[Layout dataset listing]
Start
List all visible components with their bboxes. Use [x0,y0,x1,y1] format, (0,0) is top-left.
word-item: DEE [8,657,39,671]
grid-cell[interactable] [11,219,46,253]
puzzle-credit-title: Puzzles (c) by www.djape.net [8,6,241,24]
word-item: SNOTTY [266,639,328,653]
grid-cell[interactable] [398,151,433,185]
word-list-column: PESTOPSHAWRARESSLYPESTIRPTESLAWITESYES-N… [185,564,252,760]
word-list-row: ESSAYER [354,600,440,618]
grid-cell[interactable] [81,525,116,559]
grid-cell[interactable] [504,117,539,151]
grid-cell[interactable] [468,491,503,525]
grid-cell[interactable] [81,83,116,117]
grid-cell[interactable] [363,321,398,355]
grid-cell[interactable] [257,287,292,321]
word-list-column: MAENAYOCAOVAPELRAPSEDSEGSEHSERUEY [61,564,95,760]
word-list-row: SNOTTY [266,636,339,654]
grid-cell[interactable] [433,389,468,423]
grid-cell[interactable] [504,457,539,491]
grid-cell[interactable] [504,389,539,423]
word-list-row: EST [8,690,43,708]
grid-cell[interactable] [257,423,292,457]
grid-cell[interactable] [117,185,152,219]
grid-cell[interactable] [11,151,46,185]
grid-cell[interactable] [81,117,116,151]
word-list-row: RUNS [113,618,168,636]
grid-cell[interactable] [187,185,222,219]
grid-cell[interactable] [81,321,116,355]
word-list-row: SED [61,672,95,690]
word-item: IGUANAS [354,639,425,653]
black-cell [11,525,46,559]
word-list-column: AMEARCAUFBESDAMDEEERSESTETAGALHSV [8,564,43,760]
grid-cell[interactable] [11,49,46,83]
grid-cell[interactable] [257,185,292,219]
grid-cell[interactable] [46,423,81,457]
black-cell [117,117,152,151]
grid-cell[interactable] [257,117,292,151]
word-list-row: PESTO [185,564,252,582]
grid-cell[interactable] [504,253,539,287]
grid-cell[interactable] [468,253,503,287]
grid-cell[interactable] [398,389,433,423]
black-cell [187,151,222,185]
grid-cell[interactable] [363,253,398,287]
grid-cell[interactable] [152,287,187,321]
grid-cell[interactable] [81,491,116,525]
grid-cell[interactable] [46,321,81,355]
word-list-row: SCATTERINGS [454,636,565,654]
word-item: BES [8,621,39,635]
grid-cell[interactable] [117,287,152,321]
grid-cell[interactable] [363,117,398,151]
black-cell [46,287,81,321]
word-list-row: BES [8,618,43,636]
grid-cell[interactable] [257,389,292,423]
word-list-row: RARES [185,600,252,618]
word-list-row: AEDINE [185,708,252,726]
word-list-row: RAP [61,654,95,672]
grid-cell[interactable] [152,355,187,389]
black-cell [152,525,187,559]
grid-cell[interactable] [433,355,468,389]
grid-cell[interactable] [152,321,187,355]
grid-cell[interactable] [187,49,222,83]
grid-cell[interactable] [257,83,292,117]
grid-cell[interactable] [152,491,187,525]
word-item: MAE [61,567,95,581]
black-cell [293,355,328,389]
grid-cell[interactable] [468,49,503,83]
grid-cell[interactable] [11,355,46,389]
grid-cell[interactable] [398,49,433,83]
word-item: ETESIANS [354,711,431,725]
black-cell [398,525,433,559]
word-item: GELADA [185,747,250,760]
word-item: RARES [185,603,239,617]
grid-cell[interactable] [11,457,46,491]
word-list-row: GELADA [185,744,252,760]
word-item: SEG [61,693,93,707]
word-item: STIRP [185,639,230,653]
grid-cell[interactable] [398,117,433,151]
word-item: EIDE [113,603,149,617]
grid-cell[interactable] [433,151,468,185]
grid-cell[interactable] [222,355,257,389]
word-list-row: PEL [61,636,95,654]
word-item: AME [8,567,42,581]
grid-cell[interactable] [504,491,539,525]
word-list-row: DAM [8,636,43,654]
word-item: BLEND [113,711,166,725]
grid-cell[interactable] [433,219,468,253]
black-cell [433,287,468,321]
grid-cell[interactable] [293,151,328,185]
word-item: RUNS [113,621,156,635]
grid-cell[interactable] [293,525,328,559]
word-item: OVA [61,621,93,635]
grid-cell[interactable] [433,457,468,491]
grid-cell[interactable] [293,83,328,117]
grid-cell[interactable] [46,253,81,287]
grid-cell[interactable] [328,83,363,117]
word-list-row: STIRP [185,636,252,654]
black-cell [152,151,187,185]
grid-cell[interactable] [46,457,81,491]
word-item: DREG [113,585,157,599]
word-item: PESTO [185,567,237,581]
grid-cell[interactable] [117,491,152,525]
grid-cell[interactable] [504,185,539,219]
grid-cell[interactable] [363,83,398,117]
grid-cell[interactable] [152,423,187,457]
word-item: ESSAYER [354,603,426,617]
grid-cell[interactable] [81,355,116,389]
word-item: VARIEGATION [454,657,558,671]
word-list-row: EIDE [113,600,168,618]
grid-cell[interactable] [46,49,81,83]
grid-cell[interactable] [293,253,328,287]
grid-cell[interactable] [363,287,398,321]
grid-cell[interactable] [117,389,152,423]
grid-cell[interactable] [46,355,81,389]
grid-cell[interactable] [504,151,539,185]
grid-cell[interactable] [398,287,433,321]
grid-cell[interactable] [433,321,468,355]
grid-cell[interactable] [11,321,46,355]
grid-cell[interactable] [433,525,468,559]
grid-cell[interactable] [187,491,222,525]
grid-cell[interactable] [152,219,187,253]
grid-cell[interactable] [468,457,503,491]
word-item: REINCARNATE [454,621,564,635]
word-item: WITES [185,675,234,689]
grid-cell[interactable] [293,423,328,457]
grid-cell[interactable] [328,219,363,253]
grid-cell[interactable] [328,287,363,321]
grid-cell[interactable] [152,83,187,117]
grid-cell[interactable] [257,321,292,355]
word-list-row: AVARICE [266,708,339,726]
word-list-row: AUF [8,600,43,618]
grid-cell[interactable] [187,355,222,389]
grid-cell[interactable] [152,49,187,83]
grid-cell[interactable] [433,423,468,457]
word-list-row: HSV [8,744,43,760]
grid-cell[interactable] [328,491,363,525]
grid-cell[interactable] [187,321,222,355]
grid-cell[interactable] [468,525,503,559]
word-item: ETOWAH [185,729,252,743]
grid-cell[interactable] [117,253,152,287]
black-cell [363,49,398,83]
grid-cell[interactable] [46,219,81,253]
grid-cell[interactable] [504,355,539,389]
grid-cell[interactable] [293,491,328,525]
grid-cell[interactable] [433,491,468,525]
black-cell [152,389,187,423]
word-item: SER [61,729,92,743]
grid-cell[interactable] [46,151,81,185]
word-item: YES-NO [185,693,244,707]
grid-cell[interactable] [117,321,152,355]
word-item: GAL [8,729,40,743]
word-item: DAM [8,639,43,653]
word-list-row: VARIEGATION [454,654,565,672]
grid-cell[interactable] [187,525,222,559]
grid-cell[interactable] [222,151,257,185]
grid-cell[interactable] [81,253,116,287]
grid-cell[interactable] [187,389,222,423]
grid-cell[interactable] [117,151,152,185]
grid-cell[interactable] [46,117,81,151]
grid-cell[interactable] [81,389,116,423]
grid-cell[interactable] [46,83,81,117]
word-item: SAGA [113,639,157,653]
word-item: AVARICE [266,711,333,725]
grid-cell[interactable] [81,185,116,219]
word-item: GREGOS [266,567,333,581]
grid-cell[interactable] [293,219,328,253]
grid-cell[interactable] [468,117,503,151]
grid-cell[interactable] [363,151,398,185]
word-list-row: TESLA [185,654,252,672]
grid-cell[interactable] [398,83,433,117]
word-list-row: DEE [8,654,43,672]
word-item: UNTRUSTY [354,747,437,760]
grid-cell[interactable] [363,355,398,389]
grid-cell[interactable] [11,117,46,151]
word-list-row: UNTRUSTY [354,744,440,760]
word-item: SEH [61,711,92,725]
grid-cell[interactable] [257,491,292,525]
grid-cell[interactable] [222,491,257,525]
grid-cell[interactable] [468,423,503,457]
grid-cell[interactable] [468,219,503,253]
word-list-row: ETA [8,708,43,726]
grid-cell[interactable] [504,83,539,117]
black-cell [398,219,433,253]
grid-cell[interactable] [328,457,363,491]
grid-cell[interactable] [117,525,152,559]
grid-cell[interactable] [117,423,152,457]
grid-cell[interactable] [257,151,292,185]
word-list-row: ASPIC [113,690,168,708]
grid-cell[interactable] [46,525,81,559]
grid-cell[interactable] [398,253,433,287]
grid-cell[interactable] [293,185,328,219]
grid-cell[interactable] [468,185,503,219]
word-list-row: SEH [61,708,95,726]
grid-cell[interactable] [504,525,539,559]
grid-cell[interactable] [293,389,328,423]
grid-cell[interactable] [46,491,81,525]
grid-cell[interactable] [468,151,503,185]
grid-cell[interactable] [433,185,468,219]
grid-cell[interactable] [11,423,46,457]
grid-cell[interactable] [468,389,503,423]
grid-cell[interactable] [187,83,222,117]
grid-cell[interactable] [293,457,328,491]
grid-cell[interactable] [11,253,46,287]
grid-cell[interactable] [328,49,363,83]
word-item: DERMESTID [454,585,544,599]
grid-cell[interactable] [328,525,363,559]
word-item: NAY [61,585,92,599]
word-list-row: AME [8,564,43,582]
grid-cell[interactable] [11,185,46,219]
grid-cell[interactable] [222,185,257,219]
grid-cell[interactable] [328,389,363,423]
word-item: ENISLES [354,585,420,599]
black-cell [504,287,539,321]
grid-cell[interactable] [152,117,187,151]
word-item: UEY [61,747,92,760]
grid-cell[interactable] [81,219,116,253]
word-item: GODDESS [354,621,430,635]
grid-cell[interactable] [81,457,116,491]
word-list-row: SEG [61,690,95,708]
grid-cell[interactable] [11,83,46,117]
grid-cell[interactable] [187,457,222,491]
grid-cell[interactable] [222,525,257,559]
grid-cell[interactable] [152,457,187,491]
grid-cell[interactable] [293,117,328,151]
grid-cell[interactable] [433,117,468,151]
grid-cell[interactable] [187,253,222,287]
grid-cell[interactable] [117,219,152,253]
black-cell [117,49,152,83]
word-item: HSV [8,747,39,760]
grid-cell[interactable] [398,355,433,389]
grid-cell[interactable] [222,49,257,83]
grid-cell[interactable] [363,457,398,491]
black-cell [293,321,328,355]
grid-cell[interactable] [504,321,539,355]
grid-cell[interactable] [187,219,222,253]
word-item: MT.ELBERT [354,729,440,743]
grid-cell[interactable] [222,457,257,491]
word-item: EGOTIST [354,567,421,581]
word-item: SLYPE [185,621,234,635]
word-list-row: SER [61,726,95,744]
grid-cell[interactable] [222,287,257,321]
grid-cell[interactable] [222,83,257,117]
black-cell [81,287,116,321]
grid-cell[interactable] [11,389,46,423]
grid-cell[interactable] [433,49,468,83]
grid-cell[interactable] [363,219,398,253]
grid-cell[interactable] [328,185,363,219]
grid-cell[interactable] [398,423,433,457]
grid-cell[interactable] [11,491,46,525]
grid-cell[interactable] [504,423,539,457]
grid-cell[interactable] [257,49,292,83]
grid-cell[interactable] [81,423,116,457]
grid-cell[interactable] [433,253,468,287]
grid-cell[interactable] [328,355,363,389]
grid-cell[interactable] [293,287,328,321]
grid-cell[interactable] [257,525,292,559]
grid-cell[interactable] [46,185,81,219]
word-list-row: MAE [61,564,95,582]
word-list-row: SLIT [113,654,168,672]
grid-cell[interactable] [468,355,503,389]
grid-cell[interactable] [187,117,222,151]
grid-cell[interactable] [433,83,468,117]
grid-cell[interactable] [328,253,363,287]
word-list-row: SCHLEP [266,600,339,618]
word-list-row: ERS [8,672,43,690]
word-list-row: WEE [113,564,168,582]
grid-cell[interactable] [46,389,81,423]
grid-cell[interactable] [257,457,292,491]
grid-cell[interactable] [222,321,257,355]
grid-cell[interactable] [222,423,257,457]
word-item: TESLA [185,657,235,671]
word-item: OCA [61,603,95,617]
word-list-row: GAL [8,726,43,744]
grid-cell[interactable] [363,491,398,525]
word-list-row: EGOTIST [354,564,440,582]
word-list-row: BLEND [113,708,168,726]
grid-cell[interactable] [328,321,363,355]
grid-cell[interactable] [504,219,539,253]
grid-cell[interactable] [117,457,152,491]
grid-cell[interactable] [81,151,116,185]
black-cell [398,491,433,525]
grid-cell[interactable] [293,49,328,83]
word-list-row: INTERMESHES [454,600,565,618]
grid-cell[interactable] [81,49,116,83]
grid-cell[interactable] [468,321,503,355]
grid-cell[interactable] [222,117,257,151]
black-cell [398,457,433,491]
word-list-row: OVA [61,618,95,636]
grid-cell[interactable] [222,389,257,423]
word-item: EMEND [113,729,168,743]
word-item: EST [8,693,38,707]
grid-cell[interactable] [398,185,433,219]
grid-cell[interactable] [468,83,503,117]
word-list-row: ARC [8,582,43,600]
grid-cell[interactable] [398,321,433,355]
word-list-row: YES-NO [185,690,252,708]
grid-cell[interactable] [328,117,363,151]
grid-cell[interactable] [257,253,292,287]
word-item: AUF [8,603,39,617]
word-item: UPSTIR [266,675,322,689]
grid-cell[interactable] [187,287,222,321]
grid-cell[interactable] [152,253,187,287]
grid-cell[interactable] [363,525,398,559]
End
### Task objective
Can you reproduce the listing word for word, starting at its first line and stopping after the line that contains "grid-cell[interactable] [81,525,116,559]"?

### In response
List all visible components with their bboxes. Use [x0,y0,x1,y1] format, (0,0) is top-left.
word-item: DEE [8,657,39,671]
grid-cell[interactable] [11,219,46,253]
puzzle-credit-title: Puzzles (c) by www.djape.net [8,6,241,24]
word-item: SNOTTY [266,639,328,653]
grid-cell[interactable] [398,151,433,185]
word-list-column: PESTOPSHAWRARESSLYPESTIRPTESLAWITESYES-N… [185,564,252,760]
word-list-row: ESSAYER [354,600,440,618]
grid-cell[interactable] [81,525,116,559]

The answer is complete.